◆ STATED EXERCISE: Each entry has to be copied exactly, with nothing missed.

◆ Rows from a dataset:
[Begin]

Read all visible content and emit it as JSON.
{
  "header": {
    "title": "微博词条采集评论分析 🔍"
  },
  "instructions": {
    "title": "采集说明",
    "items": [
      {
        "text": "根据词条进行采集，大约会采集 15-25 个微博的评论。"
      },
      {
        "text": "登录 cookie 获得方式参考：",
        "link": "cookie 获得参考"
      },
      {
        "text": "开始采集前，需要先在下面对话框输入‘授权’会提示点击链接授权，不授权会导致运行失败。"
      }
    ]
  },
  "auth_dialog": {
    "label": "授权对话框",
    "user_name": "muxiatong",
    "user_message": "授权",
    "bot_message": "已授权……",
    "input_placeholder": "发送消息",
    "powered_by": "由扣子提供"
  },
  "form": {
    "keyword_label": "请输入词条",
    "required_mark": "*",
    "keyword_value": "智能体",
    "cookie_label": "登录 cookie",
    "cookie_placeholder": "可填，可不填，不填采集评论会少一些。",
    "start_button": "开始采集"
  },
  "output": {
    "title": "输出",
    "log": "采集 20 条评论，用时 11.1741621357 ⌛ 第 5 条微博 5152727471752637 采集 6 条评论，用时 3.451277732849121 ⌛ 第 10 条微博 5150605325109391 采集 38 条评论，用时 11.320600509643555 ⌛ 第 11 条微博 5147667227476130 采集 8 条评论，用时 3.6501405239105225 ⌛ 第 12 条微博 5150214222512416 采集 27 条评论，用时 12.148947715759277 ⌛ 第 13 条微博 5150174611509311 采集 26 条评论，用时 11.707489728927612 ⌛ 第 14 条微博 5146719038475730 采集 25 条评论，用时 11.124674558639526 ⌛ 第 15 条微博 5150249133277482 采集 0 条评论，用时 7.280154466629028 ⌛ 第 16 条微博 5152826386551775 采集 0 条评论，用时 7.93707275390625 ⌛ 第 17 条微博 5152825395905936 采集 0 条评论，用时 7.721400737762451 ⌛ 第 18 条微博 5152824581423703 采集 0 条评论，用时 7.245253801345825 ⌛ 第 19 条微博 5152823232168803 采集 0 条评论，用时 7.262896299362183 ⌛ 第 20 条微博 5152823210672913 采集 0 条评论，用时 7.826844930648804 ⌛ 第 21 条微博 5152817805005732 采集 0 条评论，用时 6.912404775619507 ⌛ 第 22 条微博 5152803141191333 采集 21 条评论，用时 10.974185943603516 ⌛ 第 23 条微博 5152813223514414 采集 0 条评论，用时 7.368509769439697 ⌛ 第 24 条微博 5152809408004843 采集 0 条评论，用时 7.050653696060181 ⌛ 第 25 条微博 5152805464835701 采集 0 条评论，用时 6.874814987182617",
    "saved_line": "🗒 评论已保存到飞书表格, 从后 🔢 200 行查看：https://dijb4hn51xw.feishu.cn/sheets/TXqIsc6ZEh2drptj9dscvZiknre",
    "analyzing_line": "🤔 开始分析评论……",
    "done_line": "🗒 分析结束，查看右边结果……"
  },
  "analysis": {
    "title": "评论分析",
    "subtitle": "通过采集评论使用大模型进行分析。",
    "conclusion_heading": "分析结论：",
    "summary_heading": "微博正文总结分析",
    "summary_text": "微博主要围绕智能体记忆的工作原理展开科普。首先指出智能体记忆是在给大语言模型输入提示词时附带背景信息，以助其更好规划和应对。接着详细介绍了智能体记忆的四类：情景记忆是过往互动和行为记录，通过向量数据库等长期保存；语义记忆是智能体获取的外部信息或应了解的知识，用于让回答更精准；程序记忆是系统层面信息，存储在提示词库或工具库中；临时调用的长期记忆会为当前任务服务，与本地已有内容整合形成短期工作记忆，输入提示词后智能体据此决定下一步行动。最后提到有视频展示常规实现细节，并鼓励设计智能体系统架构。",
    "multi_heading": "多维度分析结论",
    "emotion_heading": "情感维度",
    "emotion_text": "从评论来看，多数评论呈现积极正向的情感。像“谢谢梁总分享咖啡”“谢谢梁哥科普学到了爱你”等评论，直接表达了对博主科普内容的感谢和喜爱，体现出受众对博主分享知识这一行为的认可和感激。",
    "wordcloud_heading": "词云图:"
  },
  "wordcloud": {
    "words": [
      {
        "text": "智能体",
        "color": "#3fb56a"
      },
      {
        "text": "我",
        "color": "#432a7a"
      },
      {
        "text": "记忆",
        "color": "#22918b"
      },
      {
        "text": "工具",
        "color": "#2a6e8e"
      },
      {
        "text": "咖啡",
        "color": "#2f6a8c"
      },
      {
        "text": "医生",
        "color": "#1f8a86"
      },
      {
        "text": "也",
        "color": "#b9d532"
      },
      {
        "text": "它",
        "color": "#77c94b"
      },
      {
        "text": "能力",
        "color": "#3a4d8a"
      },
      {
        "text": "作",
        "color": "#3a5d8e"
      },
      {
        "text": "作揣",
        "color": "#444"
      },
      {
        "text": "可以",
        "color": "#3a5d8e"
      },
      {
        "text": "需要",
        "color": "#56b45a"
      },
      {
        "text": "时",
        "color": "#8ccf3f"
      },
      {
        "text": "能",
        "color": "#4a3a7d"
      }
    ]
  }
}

[End]

◆ ANSWER TO THE TASK:
Read all visible content and emit it as JSON.
{
  "header": {
    "title": "微博词条采集评论分析 🔍"
  },
  "instructions": {
    "title": "采集说明",
    "items": [
      {
        "text": "根据词条进行采集，大约会采集 15-25 个微博的评论。"
      },
      {
        "text": "登录 cookie 获得方式参考：",
        "link": "cookie 获得参考"
      },
      {
        "text": "开始采集前，需要先在下面对话框输入‘授权’会提示点击链接授权，不授权会导致运行失败。"
      }
    ]
  },
  "auth_dialog": {
    "label": "授权对话框",
    "user_name": "muxiatong",
    "user_message": "授权",
    "bot_message": "已授权……",
    "input_placeholder": "发送消息",
    "powered_by": "由扣子提供"
  },
  "form": {
    "keyword_label": "请输入词条",
    "required_mark": "*",
    "keyword_value": "智能体",
    "cookie_label": "登录 cookie",
    "cookie_placeholder": "可填，可不填，不填采集评论会少一些。",
    "start_button": "开始采集"
  },
  "output": {
    "title": "输出",
    "log": "采集 20 条评论，用时 11.1741621357 ⌛ 第 5 条微博 5152727471752637 采集 6 条评论，用时 3.451277732849121 ⌛ 第 10 条微博 5150605325109391 采集 38 条评论，用时 11.320600509643555 ⌛ 第 11 条微博 5147667227476130 采集 8 条评论，用时 3.6501405239105225 ⌛ 第 12 条微博 5150214222512416 采集 27 条评论，用时 12.148947715759277 ⌛ 第 13 条微博 5150174611509311 采集 26 条评论，用时 11.707489728927612 ⌛ 第 14 条微博 5146719038475730 采集 25 条评论，用时 11.124674558639526 ⌛ 第 15 条微博 5150249133277482 采集 0 条评论，用时 7.280154466629028 ⌛ 第 16 条微博 5152826386551775 采集 0 条评论，用时 7.93707275390625 ⌛ 第 17 条微博 5152825395905936 采集 0 条评论，用时 7.721400737762451 ⌛ 第 18 条微博 5152824581423703 采集 0 条评论，用时 7.245253801345825 ⌛ 第 19 条微博 5152823232168803 采集 0 条评论，用时 7.262896299362183 ⌛ 第 20 条微博 5152823210672913 采集 0 条评论，用时 7.826844930648804 ⌛ 第 21 条微博 5152817805005732 采集 0 条评论，用时 6.912404775619507 ⌛ 第 22 条微博 5152803141191333 采集 21 条评论，用时 10.974185943603516 ⌛ 第 23 条微博 5152813223514414 采集 0 条评论，用时 7.368509769439697 ⌛ 第 24 条微博 5152809408004843 采集 0 条评论，用时 7.050653696060181 ⌛ 第 25 条微博 5152805464835701 采集 0 条评论，用时 6.874814987182617",
    "saved_line": "🗒 评论已保存到飞书表格, 从后 🔢 200 行查看：https://dijb4hn51xw.feishu.cn/sheets/TXqIsc6ZEh2drptj9dscvZiknre",
    "analyzing_line": "🤔 开始分析评论……",
    "done_line": "🗒 分析结束，查看右边结果……"
  },
  "analysis": {
    "title": "评论分析",
    "subtitle": "通过采集评论使用大模型进行分析。",
    "conclusion_heading": "分析结论：",
    "summary_heading": "微博正文总结分析",
    "summary_text": "微博主要围绕智能体记忆的工作原理展开科普。首先指出智能体记忆是在给大语言模型输入提示词时附带背景信息，以助其更好规划和应对。接着详细介绍了智能体记忆的四类：情景记忆是过往互动和行为记录，通过向量数据库等长期保存；语义记忆是智能体获取的外部信息或应了解的知识，用于让回答更精准；程序记忆是系统层面信息，存储在提示词库或工具库中；临时调用的长期记忆会为当前任务服务，与本地已有内容整合形成短期工作记忆，输入提示词后智能体据此决定下一步行动。最后提到有视频展示常规实现细节，并鼓励设计智能体系统架构。",
    "multi_heading": "多维度分析结论",
    "emotion_heading": "情感维度",
    "emotion_text": "从评论来看，多数评论呈现积极正向的情感。像“谢谢梁总分享咖啡”“谢谢梁哥科普学到了爱你”等评论，直接表达了对博主科普内容的感谢和喜爱，体现出受众对博主分享知识这一行为的认可和感激。",
    "wordcloud_heading": "词云图:"
  },
  "wordcloud": {
    "words": [
      {
        "text": "智能体",
        "color": "#3fb56a"
      },
      {
        "text": "我",
        "color": "#432a7a"
      },
      {
        "text": "记忆",
        "color": "#22918b"
      },
      {
        "text": "工具",
        "color": "#2a6e8e"
      },
      {
        "text": "咖啡",
        "color": "#2f6a8c"
      },
      {
        "text": "医生",
        "color": "#1f8a86"
      },
      {
        "text": "也",
        "color": "#b9d532"
      },
      {
        "text": "它",
        "color": "#77c94b"
      },
      {
        "text": "能力",
        "color": "#3a4d8a"
      },
      {
        "text": "作",
        "color": "#3a5d8e"
      },
      {
        "text": "作揣",
        "color": "#444"
      },
      {
        "text": "可以",
        "color": "#3a5d8e"
      },
      {
        "text": "需要",
        "color": "#56b45a"
      },
      {
        "text": "时",
        "color": "#8ccf3f"
      },
      {
        "text": "能",
        "color": "#4a3a7d"
      }
    ]
  }
}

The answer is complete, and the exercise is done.